%%
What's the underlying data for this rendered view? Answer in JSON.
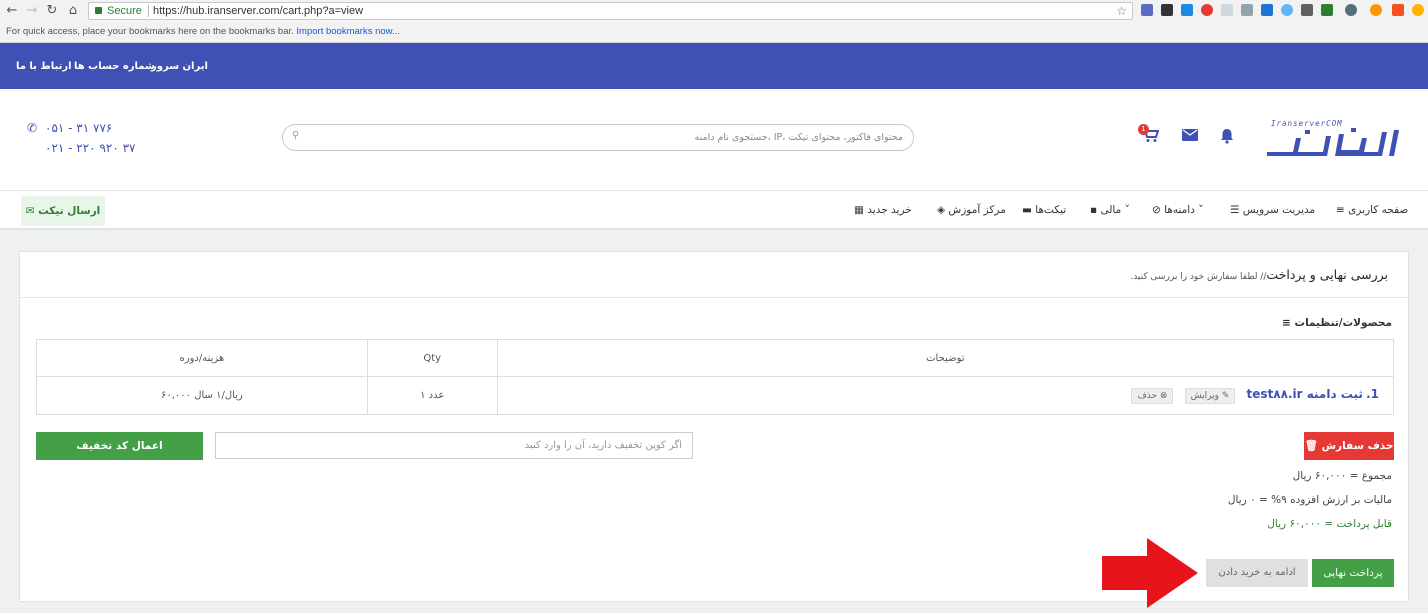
{
  "browser": {
    "security_label": "Secure",
    "url": "https://hub.iranserver.com/cart.php?a=view",
    "bookmarks_text": "For quick access, place your bookmarks here on the bookmarks bar.",
    "bookmarks_link": "Import bookmarks now..."
  },
  "topbar": {
    "links": [
      "ایران سرور",
      "شماره حساب ها",
      "ارتباط با ما"
    ]
  },
  "header": {
    "phone1": "۰۵۱ - ۳۱ ۷۷۶",
    "phone2": "۰۲۱ - ۲۲۰ ۹۲۰ ۳۷",
    "search_placeholder": "جستجوی نام دامنه، IP، محتوای فاکتور، محتوای تیکت",
    "cart_badge": "1",
    "logo_icon": "iranserver-logo"
  },
  "menu": {
    "items": [
      "صفحه کاربری",
      "مدیریت سرویس",
      "دامنه‌ها",
      "مالی",
      "تیکت‌ها",
      "مرکز آموزش",
      "خرید جدید"
    ],
    "send_ticket": "ارسال تیکت"
  },
  "order": {
    "title": "بررسی نهایی و پرداخت",
    "subtitle": "// لطفا سفارش خود را بررسی کنید.",
    "section_label": "محصولات/تنظیمات",
    "columns": [
      "توضیحات",
      "Qty",
      "هزینه/دوره"
    ],
    "row": {
      "index": "1.",
      "product": "ثبت دامنه test۸۸.ir",
      "edit": "ویرایش",
      "remove": "حذف",
      "qty": "۱ عدد",
      "price": "۶۰,۰۰۰ ریال/۱ سال"
    },
    "delete_order": "حذف سفارش",
    "coupon_placeholder": "اگر کوپن تخفیف دارید، آن را وارد کنید",
    "apply_coupon": "اعمال کد تخفیف",
    "subtotal": "مجموع = ۶۰,۰۰۰ ریال",
    "tax": "مالیات بر ارزش افزوده ۹% = ۰ ریال",
    "total": "قابل پرداخت = ۶۰,۰۰۰ ریال",
    "pay_button": "پرداخت نهایی",
    "continue_button": "ادامه به خرید دادن"
  },
  "colors": {
    "brand": "#3f51b5",
    "green": "#43a047",
    "red": "#e53935",
    "arrow": "#e8141c"
  }
}
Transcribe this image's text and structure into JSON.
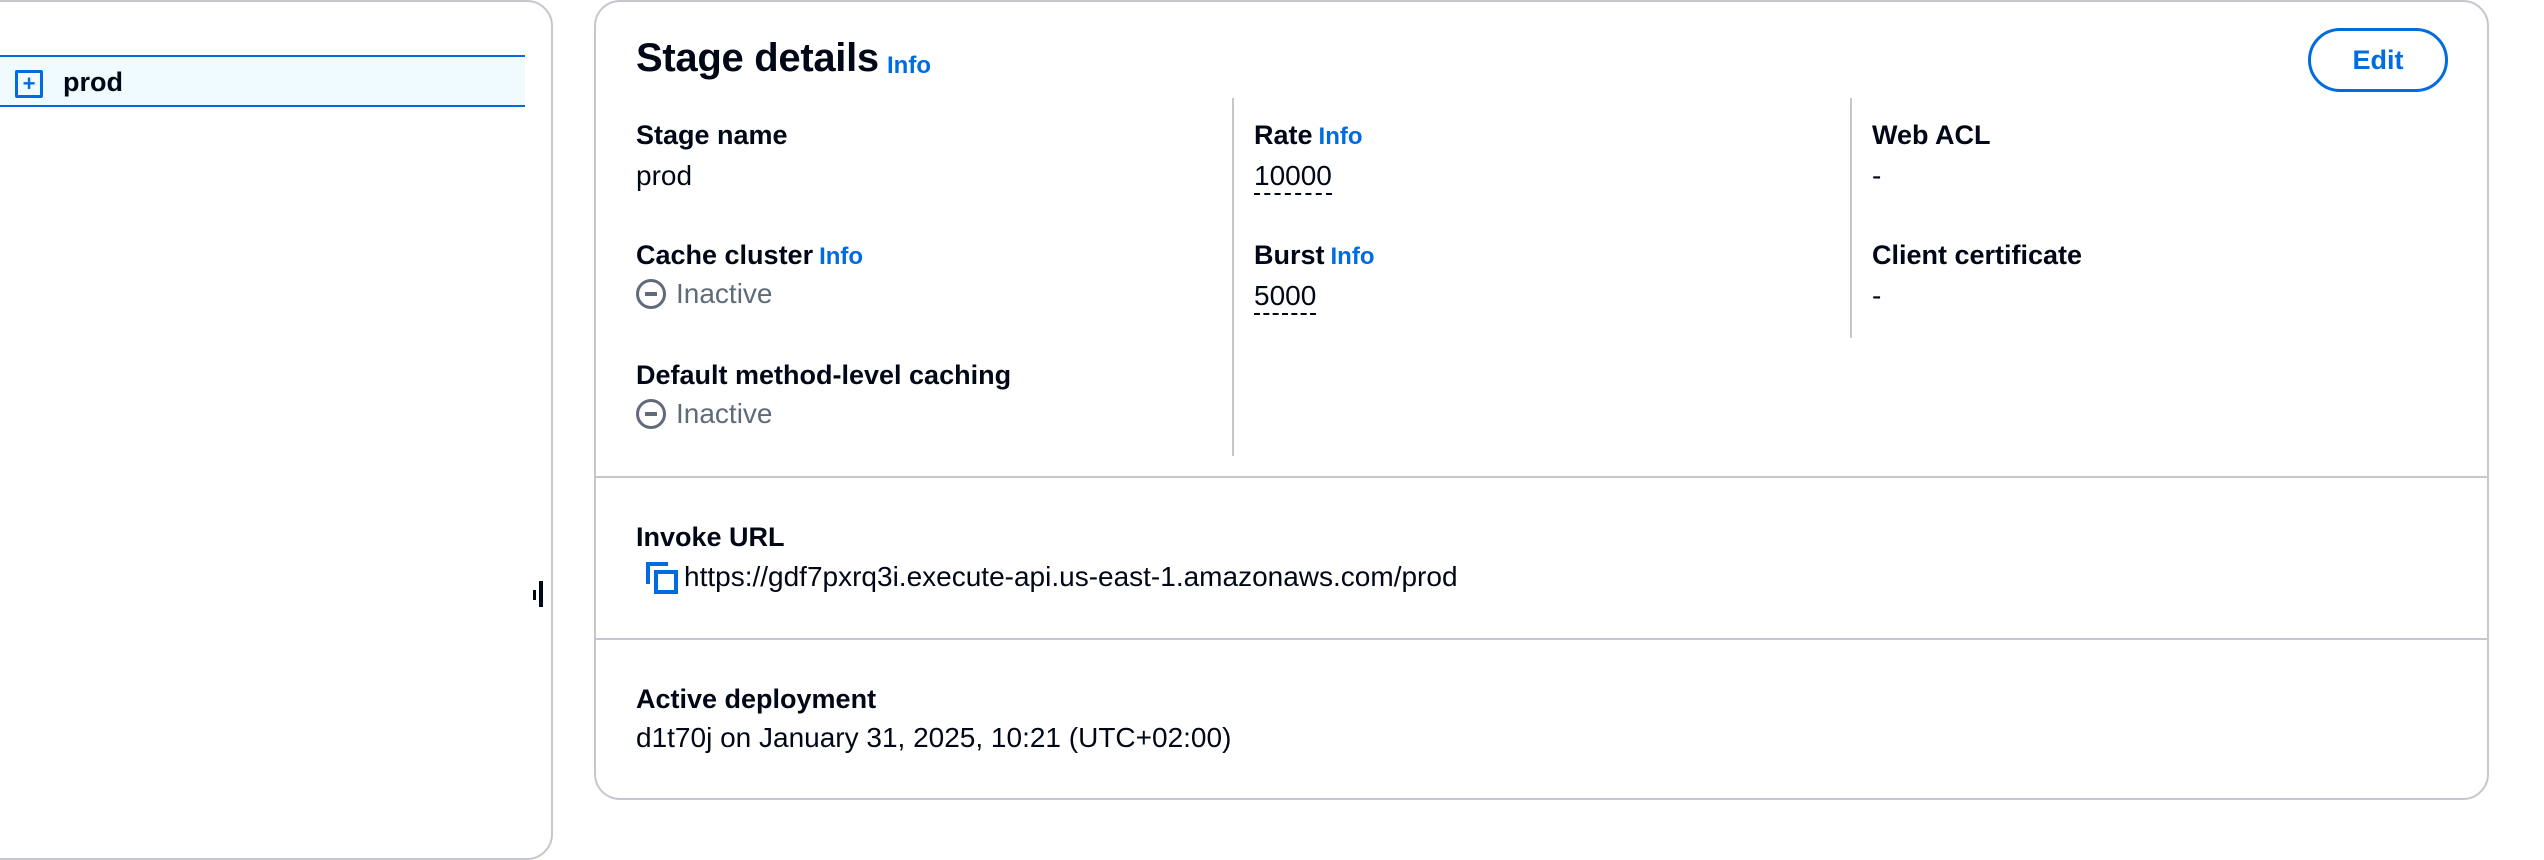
%%
▶ [Aim of the task] Reply with nothing except the number of lines in the listing above that include "JSON".

▶ [Finished exercise] 2